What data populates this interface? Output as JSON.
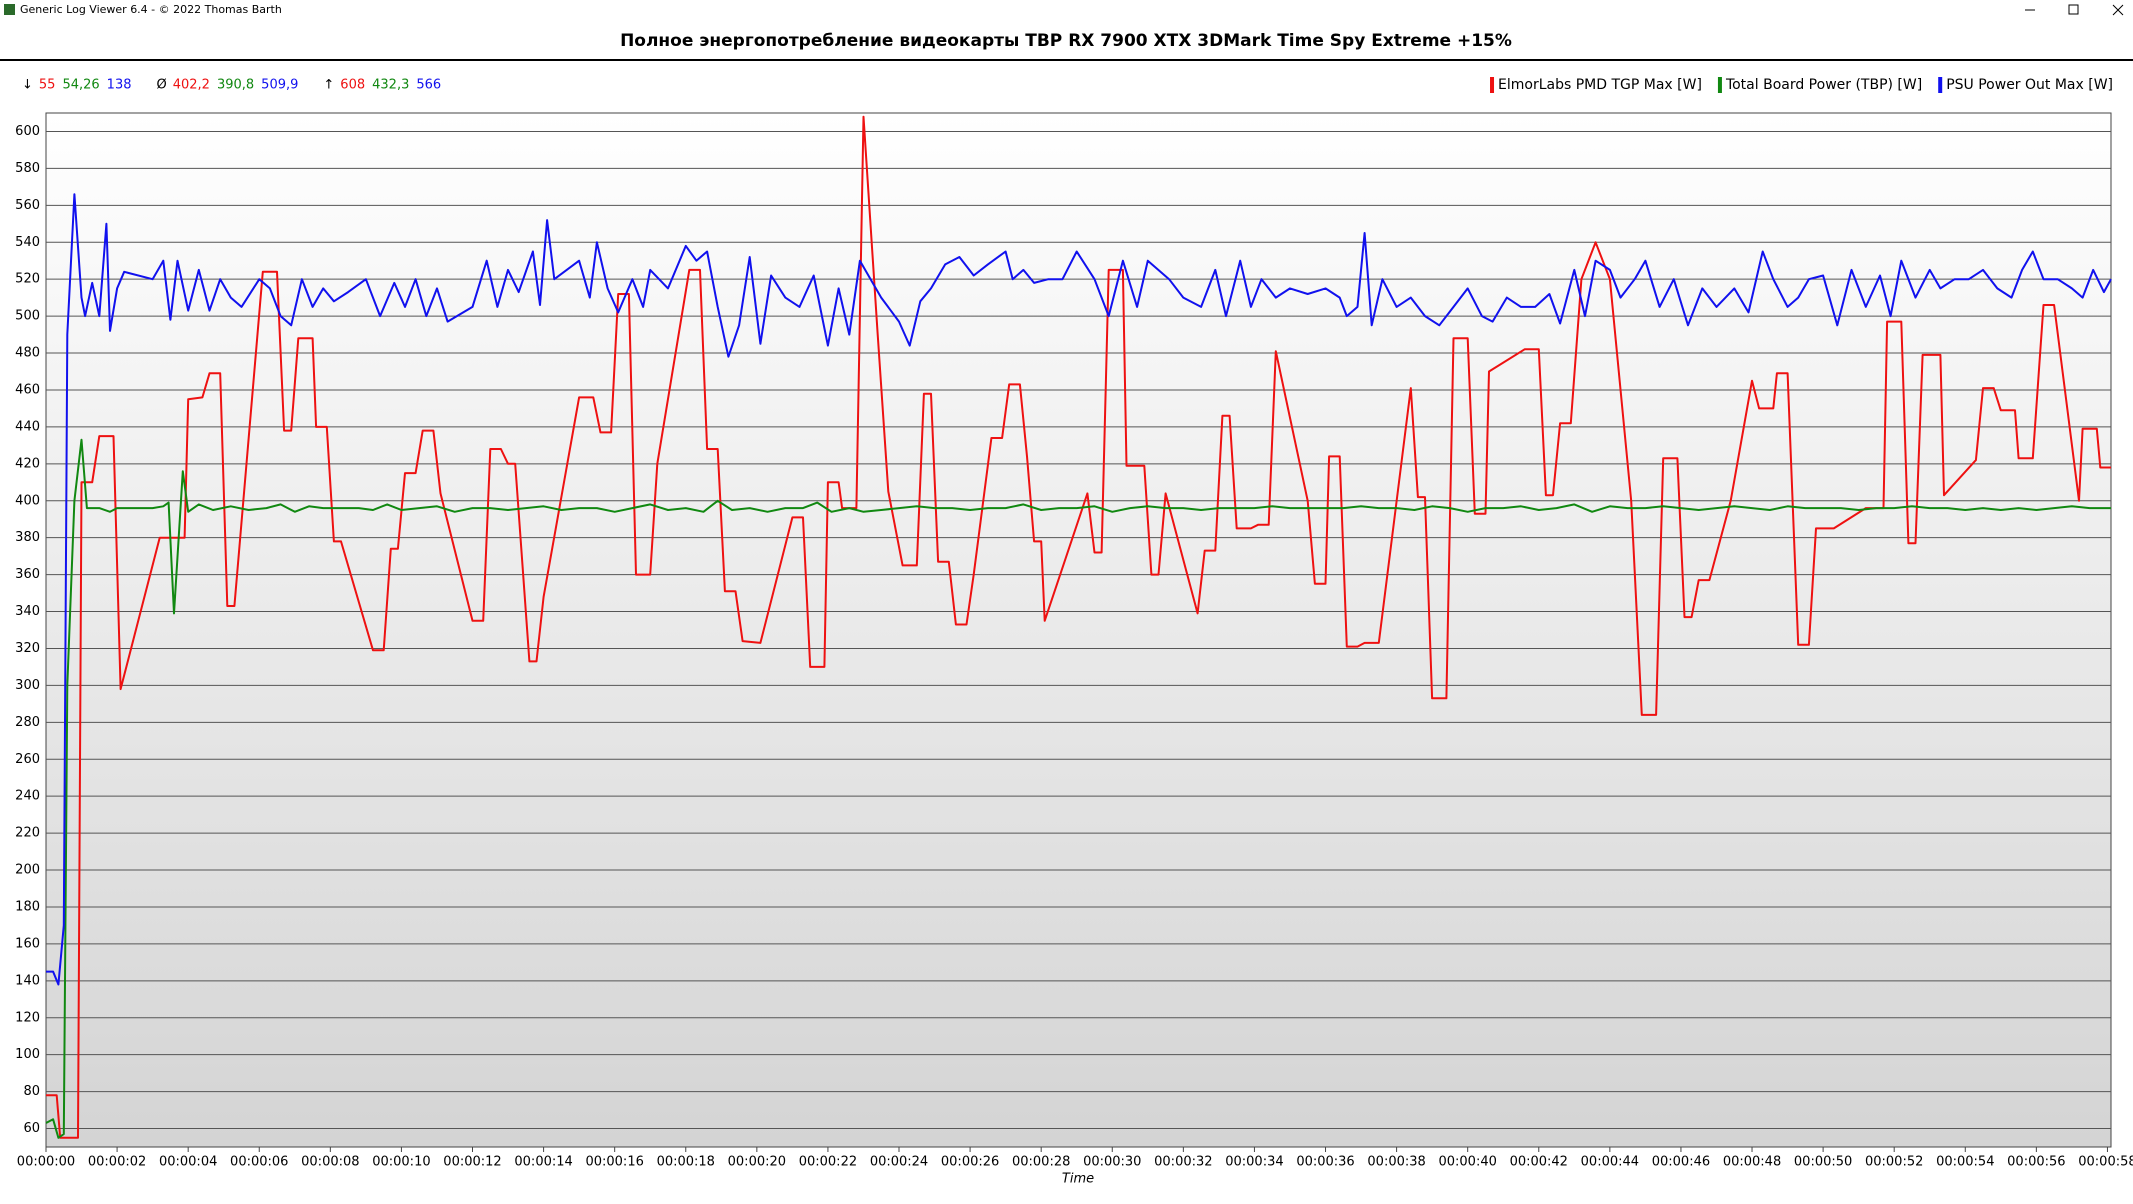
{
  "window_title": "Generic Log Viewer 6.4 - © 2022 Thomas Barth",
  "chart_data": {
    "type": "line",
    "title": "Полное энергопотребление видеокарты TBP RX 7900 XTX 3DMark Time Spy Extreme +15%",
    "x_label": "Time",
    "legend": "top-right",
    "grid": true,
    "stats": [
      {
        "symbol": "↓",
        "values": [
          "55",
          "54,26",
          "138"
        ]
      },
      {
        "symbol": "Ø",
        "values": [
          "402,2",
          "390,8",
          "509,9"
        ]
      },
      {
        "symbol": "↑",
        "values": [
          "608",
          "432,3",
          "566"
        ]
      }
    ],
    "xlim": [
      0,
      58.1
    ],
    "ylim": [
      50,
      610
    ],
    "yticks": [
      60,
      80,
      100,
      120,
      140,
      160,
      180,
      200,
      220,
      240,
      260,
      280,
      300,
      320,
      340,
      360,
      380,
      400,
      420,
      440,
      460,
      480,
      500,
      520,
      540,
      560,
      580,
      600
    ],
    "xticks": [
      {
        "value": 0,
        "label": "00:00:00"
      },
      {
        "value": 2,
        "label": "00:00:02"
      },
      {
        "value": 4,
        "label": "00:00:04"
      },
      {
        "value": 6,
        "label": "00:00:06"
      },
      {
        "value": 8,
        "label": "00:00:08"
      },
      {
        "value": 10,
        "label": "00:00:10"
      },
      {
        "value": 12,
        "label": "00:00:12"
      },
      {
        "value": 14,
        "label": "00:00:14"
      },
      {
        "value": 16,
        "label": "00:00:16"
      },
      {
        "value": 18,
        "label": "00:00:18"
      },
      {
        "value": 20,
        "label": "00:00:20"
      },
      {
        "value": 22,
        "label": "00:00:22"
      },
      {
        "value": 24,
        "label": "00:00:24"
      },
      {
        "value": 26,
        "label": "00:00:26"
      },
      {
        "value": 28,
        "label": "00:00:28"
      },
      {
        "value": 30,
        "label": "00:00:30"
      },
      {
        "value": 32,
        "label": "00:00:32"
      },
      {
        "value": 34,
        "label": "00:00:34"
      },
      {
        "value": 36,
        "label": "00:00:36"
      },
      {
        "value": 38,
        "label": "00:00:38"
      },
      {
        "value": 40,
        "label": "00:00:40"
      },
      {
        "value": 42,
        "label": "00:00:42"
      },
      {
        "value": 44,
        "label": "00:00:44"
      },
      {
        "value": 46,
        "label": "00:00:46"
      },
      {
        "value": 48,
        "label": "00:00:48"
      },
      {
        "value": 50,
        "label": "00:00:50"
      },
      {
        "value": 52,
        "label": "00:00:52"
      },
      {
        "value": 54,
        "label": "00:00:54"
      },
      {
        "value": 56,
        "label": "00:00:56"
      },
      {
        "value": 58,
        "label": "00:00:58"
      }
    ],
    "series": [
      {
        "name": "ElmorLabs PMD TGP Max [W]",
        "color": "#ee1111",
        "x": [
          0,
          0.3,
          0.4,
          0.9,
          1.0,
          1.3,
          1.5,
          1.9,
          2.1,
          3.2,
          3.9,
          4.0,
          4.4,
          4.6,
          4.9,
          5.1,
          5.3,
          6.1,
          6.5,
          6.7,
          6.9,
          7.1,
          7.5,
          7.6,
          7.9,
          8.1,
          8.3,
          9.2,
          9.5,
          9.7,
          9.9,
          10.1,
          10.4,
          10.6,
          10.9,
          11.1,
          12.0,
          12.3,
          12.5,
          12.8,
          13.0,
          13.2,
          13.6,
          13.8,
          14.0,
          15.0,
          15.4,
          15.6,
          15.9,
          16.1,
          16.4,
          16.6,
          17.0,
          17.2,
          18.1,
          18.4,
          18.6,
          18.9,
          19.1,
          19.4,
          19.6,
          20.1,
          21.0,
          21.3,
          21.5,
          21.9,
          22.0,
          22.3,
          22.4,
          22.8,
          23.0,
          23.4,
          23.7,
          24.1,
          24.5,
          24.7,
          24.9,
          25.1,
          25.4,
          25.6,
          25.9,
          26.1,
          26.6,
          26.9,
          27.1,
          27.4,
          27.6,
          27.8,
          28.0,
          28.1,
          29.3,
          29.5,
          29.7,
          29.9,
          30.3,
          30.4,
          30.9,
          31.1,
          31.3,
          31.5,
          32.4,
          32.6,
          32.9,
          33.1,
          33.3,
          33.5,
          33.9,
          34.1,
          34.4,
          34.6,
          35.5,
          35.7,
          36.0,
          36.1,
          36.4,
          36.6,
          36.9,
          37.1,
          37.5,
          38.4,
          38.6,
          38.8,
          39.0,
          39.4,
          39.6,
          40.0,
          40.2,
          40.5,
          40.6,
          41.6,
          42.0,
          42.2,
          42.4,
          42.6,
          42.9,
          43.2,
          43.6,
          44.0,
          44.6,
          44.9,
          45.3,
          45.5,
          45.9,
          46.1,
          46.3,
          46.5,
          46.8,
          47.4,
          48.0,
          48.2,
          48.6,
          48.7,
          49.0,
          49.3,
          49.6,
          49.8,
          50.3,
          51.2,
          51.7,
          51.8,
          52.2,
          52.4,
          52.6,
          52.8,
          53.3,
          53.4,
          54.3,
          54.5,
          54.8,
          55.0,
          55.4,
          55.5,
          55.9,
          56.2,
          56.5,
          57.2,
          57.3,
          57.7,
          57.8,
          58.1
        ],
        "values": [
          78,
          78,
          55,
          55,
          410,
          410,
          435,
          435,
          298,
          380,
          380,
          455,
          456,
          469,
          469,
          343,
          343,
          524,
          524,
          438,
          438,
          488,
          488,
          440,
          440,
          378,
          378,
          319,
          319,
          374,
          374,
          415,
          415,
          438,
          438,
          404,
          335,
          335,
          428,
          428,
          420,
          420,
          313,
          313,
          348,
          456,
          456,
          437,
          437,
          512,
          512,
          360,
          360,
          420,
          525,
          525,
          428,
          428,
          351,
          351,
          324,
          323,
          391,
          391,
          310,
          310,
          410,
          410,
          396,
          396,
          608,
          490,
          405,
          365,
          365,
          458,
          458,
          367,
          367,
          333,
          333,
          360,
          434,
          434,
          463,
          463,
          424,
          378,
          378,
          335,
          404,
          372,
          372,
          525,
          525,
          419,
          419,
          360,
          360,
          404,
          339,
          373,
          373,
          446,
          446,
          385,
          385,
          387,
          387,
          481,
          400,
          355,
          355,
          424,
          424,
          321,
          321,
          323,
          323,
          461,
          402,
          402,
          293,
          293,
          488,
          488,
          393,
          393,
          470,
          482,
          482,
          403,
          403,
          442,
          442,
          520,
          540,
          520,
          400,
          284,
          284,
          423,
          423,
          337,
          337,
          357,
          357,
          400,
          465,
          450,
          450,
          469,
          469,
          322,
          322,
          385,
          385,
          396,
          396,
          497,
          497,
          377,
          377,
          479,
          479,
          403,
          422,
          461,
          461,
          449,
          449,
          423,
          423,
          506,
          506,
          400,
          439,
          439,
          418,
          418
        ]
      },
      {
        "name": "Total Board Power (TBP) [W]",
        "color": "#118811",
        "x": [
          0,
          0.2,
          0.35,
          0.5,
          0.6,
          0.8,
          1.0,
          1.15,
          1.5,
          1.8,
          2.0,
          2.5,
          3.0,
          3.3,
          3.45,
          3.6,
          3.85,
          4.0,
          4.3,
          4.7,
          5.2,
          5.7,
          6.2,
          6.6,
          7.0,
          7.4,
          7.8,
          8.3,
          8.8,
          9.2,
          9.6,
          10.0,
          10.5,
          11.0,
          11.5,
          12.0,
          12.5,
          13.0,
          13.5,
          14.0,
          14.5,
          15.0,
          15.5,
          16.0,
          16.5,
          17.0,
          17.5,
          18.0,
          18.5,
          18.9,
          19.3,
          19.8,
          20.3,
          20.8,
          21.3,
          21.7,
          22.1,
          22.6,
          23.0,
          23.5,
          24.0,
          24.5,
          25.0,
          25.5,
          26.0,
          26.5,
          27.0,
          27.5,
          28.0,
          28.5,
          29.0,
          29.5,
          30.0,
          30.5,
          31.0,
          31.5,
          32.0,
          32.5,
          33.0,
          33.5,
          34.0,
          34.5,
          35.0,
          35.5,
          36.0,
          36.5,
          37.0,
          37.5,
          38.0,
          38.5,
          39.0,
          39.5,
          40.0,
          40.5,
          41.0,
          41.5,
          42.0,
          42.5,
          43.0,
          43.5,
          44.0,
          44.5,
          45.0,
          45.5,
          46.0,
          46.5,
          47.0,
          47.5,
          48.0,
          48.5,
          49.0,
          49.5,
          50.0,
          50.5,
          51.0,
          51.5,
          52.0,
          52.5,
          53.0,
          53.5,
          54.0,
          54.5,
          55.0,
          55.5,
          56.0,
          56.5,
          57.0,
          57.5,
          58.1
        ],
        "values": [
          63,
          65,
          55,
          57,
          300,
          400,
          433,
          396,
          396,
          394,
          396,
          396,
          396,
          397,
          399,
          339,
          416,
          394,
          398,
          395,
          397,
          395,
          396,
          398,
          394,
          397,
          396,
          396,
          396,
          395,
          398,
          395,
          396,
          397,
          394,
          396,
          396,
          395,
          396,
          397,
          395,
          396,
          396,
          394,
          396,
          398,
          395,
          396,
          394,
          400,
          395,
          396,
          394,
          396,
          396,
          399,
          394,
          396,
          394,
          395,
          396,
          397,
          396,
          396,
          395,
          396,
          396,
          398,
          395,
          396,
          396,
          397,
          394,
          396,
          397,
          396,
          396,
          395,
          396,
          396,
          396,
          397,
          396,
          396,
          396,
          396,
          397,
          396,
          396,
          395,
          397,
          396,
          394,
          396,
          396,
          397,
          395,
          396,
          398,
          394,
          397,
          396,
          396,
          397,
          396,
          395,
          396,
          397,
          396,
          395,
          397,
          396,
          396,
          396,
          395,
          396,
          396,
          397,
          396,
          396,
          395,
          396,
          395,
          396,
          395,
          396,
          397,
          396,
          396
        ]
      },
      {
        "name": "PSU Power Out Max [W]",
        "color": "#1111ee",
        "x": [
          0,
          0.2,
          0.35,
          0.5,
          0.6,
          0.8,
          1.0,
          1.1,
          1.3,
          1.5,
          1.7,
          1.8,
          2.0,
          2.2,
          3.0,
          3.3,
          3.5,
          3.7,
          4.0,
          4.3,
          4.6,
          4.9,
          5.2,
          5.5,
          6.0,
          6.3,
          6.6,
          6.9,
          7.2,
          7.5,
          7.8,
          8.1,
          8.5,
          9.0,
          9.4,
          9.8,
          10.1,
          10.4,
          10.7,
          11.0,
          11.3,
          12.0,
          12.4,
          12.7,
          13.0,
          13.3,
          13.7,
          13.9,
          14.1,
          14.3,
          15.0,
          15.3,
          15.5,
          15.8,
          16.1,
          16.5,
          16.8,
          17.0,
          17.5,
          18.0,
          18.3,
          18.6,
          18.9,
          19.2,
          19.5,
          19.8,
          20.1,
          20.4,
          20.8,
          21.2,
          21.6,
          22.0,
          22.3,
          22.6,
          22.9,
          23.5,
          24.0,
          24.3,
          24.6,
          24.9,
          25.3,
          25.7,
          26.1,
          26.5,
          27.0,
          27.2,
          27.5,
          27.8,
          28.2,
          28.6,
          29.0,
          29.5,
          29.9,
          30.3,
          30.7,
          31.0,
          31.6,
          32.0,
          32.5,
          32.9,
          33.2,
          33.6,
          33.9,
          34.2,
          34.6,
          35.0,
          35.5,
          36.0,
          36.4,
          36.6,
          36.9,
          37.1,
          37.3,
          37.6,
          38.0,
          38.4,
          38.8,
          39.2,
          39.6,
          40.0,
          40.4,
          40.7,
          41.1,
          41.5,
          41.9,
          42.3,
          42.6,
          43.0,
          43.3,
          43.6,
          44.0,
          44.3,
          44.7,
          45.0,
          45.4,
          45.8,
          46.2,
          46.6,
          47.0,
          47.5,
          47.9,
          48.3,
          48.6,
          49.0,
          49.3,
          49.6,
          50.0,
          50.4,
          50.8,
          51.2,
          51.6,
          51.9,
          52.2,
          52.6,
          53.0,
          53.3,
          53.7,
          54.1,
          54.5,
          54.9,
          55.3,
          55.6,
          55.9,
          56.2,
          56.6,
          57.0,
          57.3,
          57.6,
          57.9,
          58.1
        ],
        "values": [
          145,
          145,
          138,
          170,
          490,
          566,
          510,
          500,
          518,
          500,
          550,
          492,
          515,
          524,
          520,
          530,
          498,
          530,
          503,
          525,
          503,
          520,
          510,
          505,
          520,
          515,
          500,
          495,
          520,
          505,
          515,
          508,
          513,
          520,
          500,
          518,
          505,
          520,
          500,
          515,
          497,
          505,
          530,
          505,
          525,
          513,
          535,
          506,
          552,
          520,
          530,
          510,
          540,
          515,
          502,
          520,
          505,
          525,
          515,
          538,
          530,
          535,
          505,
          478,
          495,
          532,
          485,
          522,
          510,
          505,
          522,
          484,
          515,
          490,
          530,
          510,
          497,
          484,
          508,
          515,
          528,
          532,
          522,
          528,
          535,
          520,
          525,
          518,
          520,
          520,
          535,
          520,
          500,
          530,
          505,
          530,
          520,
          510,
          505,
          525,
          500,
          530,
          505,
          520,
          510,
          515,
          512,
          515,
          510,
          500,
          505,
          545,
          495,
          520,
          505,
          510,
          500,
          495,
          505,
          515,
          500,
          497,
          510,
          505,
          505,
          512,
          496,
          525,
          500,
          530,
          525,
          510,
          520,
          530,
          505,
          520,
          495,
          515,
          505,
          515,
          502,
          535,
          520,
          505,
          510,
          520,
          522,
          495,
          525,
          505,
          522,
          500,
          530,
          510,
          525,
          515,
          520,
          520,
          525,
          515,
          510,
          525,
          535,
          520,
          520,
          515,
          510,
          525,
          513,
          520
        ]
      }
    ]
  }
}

☆ ☆ ☆ ☆

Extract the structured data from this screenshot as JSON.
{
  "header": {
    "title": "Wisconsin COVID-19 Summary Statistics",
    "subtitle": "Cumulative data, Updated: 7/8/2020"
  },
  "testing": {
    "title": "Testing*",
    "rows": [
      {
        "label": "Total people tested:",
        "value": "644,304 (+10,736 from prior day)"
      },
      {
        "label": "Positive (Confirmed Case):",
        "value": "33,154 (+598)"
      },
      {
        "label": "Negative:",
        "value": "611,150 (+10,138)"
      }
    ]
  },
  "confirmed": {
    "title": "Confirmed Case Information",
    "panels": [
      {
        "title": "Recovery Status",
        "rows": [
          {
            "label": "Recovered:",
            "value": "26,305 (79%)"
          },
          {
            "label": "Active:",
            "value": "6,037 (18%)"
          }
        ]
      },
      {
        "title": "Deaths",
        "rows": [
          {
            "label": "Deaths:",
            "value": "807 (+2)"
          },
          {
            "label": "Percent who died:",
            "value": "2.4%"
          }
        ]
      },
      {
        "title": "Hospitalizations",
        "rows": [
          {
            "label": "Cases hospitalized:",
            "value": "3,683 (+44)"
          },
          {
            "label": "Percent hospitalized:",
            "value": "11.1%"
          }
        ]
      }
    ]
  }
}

☆ ☆ ☆ ☆

WHAT YOU NEED TO DO:
Only the number is needed: state how many lines in the listing contain "Time".

ANSWER FOR THIS EXERCISE:
2